+++ DATA EXCERPTS

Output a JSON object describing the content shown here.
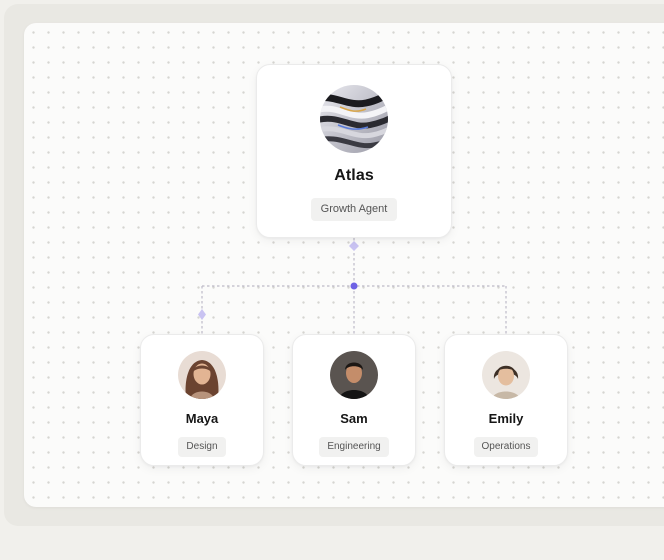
{
  "root": {
    "name": "Atlas",
    "role": "Growth Agent",
    "avatar_icon": "abstract-swirl-avatar"
  },
  "children": [
    {
      "name": "Maya",
      "role": "Design",
      "avatar_icon": "person-long-hair-avatar"
    },
    {
      "name": "Sam",
      "role": "Engineering",
      "avatar_icon": "person-dark-hair-avatar"
    },
    {
      "name": "Emily",
      "role": "Operations",
      "avatar_icon": "person-short-hair-avatar"
    }
  ],
  "colors": {
    "accent": "#6e62e5",
    "accent_light": "#c9c3f2",
    "connector": "#bdbac8",
    "canvas": "#fbfbfa",
    "card": "#ffffff",
    "badge_bg": "#f1f1f0"
  }
}
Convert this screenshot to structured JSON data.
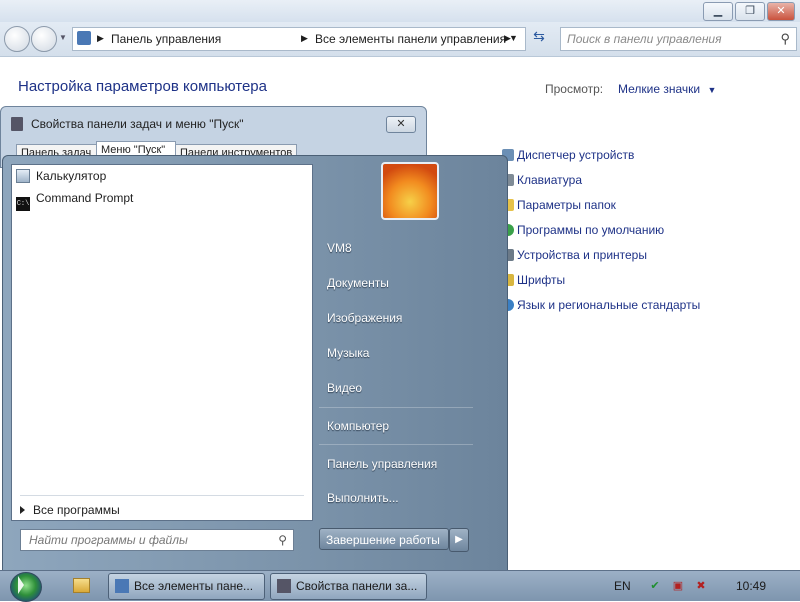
{
  "control_panel": {
    "address_segments": [
      "Панель управления",
      "Все элементы панели управления"
    ],
    "search_placeholder": "Поиск в панели управления",
    "heading": "Настройка параметров компьютера",
    "view_label": "Просмотр:",
    "view_value": "Мелкие значки",
    "items": [
      {
        "label": "Диспетчер устройств",
        "icon": "device-manager-icon",
        "color": "#6b8fb5"
      },
      {
        "label": "Клавиатура",
        "icon": "keyboard-icon",
        "color": "#7f8b96"
      },
      {
        "label": "Параметры папок",
        "icon": "folder-options-icon",
        "color": "#e6c24a"
      },
      {
        "label": "Программы по умолчанию",
        "icon": "default-programs-icon",
        "color": "#3aa04a"
      },
      {
        "label": "Устройства и принтеры",
        "icon": "devices-printers-icon",
        "color": "#6c7a88"
      },
      {
        "label": "Шрифты",
        "icon": "fonts-icon",
        "color": "#d8b640"
      },
      {
        "label": "Язык и региональные стандарты",
        "icon": "globe-icon",
        "color": "#3a7fc4"
      }
    ]
  },
  "taskbar_dialog": {
    "title": "Свойства панели задач и меню \"Пуск\"",
    "close_label": "✕",
    "tabs": [
      "Панель задач",
      "Меню \"Пуск\"",
      "Панели инструментов"
    ]
  },
  "start_menu": {
    "programs": [
      {
        "label": "Калькулятор",
        "icon": "calculator-icon"
      },
      {
        "label": "Command Prompt",
        "icon": "command-prompt-icon"
      }
    ],
    "all_programs": "Все программы",
    "search_placeholder": "Найти программы и файлы",
    "right_items": [
      "VM8",
      "Документы",
      "Изображения",
      "Музыка",
      "Видео",
      "Компьютер",
      "Панель управления",
      "Выполнить..."
    ],
    "shutdown_label": "Завершение работы"
  },
  "taskbar": {
    "items": [
      "Все элементы пане...",
      "Свойства панели за..."
    ],
    "language": "EN",
    "time": "10:49"
  }
}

++++++

## [GIVEN TASK]
Each record above must be returned exactly as written, with its pictures omitted.

## [THE REPLY]
Output a JSON object describing the content shown here.
{
  "root": {
    "name": "Atlas",
    "role": "Growth Agent",
    "avatar_icon": "abstract-swirl-avatar"
  },
  "children": [
    {
      "name": "Maya",
      "role": "Design",
      "avatar_icon": "person-long-hair-avatar"
    },
    {
      "name": "Sam",
      "role": "Engineering",
      "avatar_icon": "person-dark-hair-avatar"
    },
    {
      "name": "Emily",
      "role": "Operations",
      "avatar_icon": "person-short-hair-avatar"
    }
  ],
  "colors": {
    "accent": "#6e62e5",
    "accent_light": "#c9c3f2",
    "connector": "#bdbac8",
    "canvas": "#fbfbfa",
    "card": "#ffffff",
    "badge_bg": "#f1f1f0"
  }
}
Convert this screenshot to structured JSON data.
{
  "control_panel": {
    "address_segments": [
      "Панель управления",
      "Все элементы панели управления"
    ],
    "search_placeholder": "Поиск в панели управления",
    "heading": "Настройка параметров компьютера",
    "view_label": "Просмотр:",
    "view_value": "Мелкие значки",
    "items": [
      {
        "label": "Диспетчер устройств",
        "icon": "device-manager-icon",
        "color": "#6b8fb5"
      },
      {
        "label": "Клавиатура",
        "icon": "keyboard-icon",
        "color": "#7f8b96"
      },
      {
        "label": "Параметры папок",
        "icon": "folder-options-icon",
        "color": "#e6c24a"
      },
      {
        "label": "Программы по умолчанию",
        "icon": "default-programs-icon",
        "color": "#3aa04a"
      },
      {
        "label": "Устройства и принтеры",
        "icon": "devices-printers-icon",
        "color": "#6c7a88"
      },
      {
        "label": "Шрифты",
        "icon": "fonts-icon",
        "color": "#d8b640"
      },
      {
        "label": "Язык и региональные стандарты",
        "icon": "globe-icon",
        "color": "#3a7fc4"
      }
    ]
  },
  "taskbar_dialog": {
    "title": "Свойства панели задач и меню \"Пуск\"",
    "close_label": "✕",
    "tabs": [
      "Панель задач",
      "Меню \"Пуск\"",
      "Панели инструментов"
    ]
  },
  "start_menu": {
    "programs": [
      {
        "label": "Калькулятор",
        "icon": "calculator-icon"
      },
      {
        "label": "Command Prompt",
        "icon": "command-prompt-icon"
      }
    ],
    "all_programs": "Все программы",
    "search_placeholder": "Найти программы и файлы",
    "right_items": [
      "VM8",
      "Документы",
      "Изображения",
      "Музыка",
      "Видео",
      "Компьютер",
      "Панель управления",
      "Выполнить..."
    ],
    "shutdown_label": "Завершение работы"
  },
  "taskbar": {
    "items": [
      "Все элементы пане...",
      "Свойства панели за..."
    ],
    "language": "EN",
    "time": "10:49"
  }
}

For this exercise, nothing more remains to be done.